• [GIVEN INSTRUCTION] Go through the records and give each one again exactly.

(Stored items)

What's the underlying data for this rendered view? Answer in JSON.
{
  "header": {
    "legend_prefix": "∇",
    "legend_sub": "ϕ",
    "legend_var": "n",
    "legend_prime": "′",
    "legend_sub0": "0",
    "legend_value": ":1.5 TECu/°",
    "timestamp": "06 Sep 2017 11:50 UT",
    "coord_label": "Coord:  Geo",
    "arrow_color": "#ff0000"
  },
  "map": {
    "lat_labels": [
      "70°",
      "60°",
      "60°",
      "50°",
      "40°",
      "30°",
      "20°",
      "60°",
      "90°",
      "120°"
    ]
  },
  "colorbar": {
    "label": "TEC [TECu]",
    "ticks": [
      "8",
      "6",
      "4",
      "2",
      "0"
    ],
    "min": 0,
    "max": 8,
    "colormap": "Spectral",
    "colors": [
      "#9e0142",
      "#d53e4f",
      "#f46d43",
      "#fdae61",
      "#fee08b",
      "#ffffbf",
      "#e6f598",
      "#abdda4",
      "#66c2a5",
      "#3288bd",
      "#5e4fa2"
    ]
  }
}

• [COMPLETED EXERCISE]
What's the underlying data for this rendered view? Answer in JSON.
{
  "header": {
    "legend_prefix": "∇",
    "legend_sub": "ϕ",
    "legend_var": "n",
    "legend_prime": "′",
    "legend_sub0": "0",
    "legend_value": ":1.5 TECu/°",
    "timestamp": "06 Sep 2017 11:50 UT",
    "coord_label": "Coord:  Geo",
    "arrow_color": "#ff0000"
  },
  "map": {
    "lat_labels": [
      "70°",
      "60°",
      "60°",
      "50°",
      "40°",
      "30°",
      "20°",
      "60°",
      "90°",
      "120°"
    ]
  },
  "colorbar": {
    "label": "TEC [TECu]",
    "ticks": [
      "8",
      "6",
      "4",
      "2",
      "0"
    ],
    "min": 0,
    "max": 8,
    "colormap": "Spectral",
    "colors": [
      "#9e0142",
      "#d53e4f",
      "#f46d43",
      "#fdae61",
      "#fee08b",
      "#ffffbf",
      "#e6f598",
      "#abdda4",
      "#66c2a5",
      "#3288bd",
      "#5e4fa2"
    ]
  }
}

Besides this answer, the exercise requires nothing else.